Goal: The records below must be written out exactly, with every picture left behind.

━━━━━━━━━━━━━━━━

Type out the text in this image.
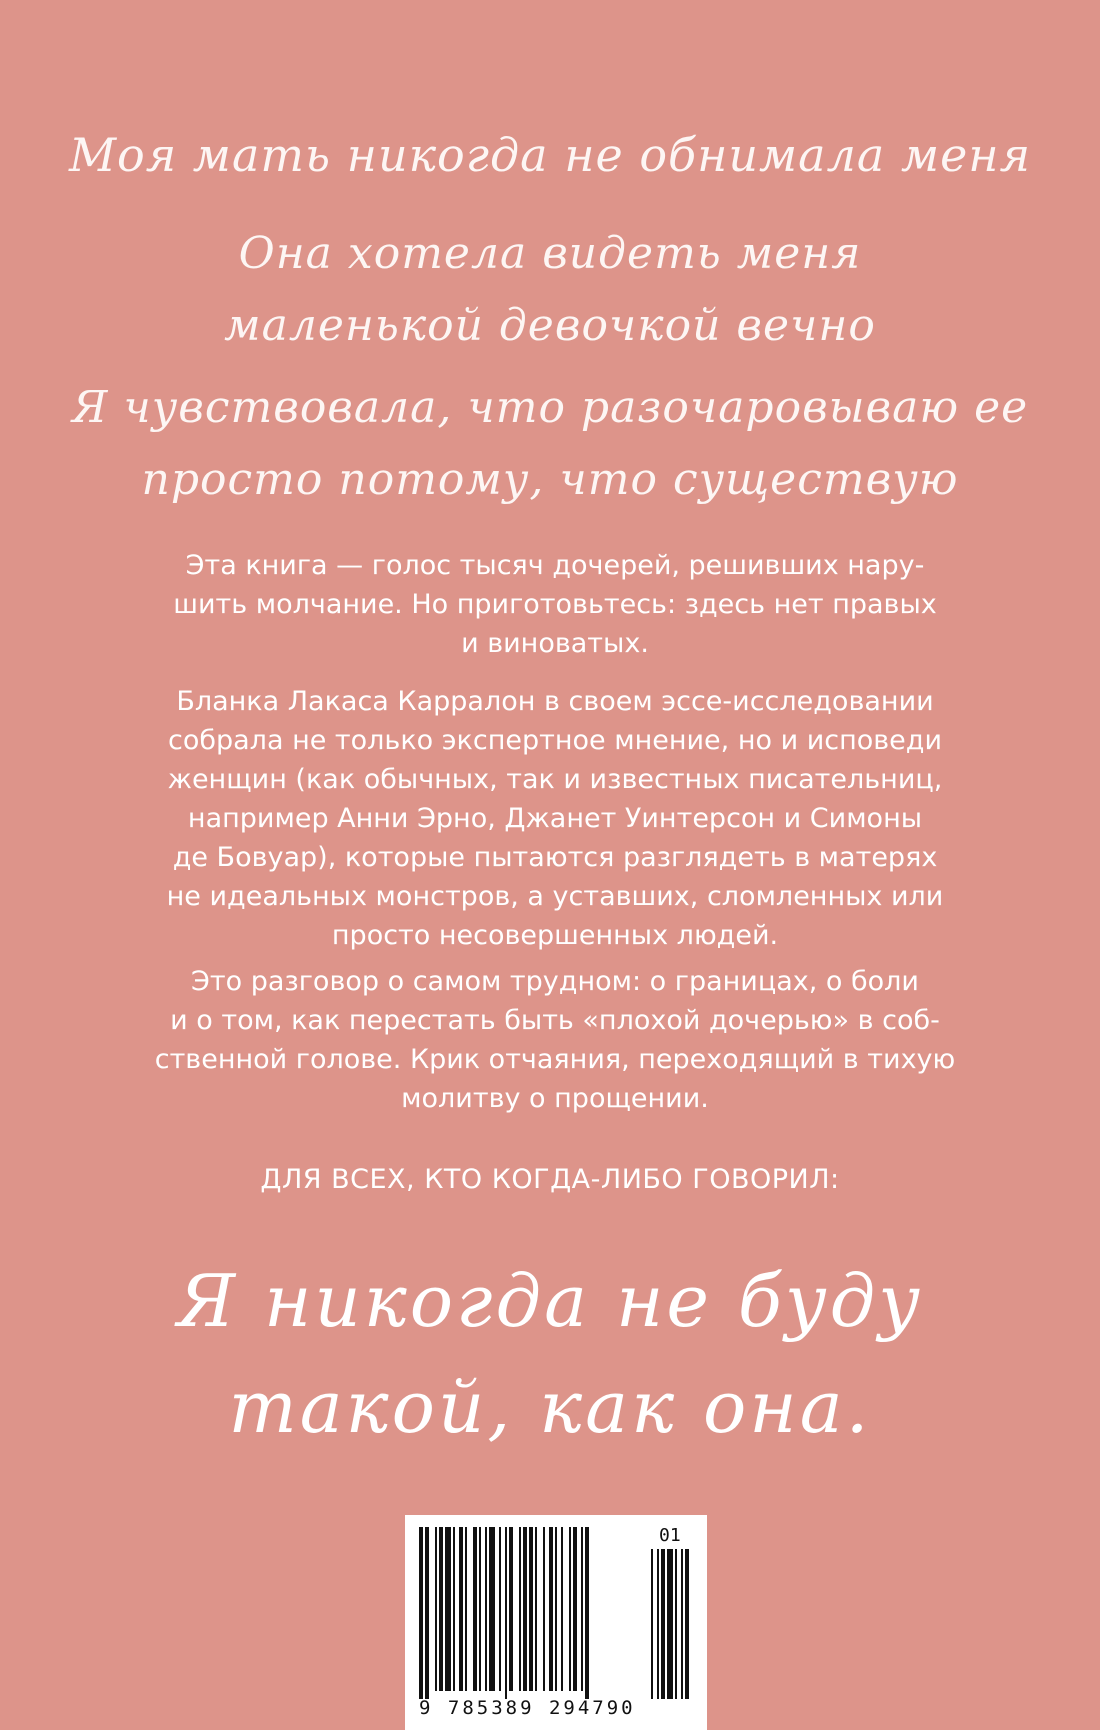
Моя мать никогда не обнимала меня

Она хотела видеть меня
маленькой девочкой вечно
Я чувствовала, что разочаровываю ее
просто потому, что существую
Эта книга — голос тысяч дочерей, решивших нару-
шить молчание. Но приготовьтесь: здесь нет правых
и виноватых.
Бланка Лакаса Карралон в своем эссе-исследовании
собрала не только экспертное мнение, но и исповеди
женщин (как обычных, так и известных писательниц,
например Анни Эрно, Джанет Уинтерсон и Симоны
де Бовуар), которые пытаются разглядеть в матерях
не идеальных монстров, а уставших, сломленных или
просто несовершенных людей.
Это разговор о самом трудном: о границах, о боли
и о том, как перестать быть «плохой дочерью» в соб-
ственной голове. Крик отчаяния, переходящий в тихую
молитву о прощении.

ДЛЯ ВСЕХ, КТО КОГДА-ЛИБО ГОВОРИЛ:

Я никогда не буду
такой, как она.

01

9 785389 294790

━━━━━━━━━━━━━━━━

Correct result:
Type out the text in this image.
Моя мать никогда не обнимала меня

Она хотела видеть меня
маленькой девочкой вечно
Я чувствовала, что разочаровываю ее
просто потому, что существую
Эта книга — голос тысяч дочерей, решивших нару-
шить молчание. Но приготовьтесь: здесь нет правых
и виноватых.
Бланка Лакаса Карралон в своем эссе-исследовании
собрала не только экспертное мнение, но и исповеди
женщин (как обычных, так и известных писательниц,
например Анни Эрно, Джанет Уинтерсон и Симоны
де Бовуар), которые пытаются разглядеть в матерях
не идеальных монстров, а уставших, сломленных или
просто несовершенных людей.
Это разговор о самом трудном: о границах, о боли
и о том, как перестать быть «плохой дочерью» в соб-
ственной голове. Крик отчаяния, переходящий в тихую
молитву о прощении.

ДЛЯ ВСЕХ, КТО КОГДА-ЛИБО ГОВОРИЛ:

Я никогда не буду
такой, как она.

01

9 785389 294790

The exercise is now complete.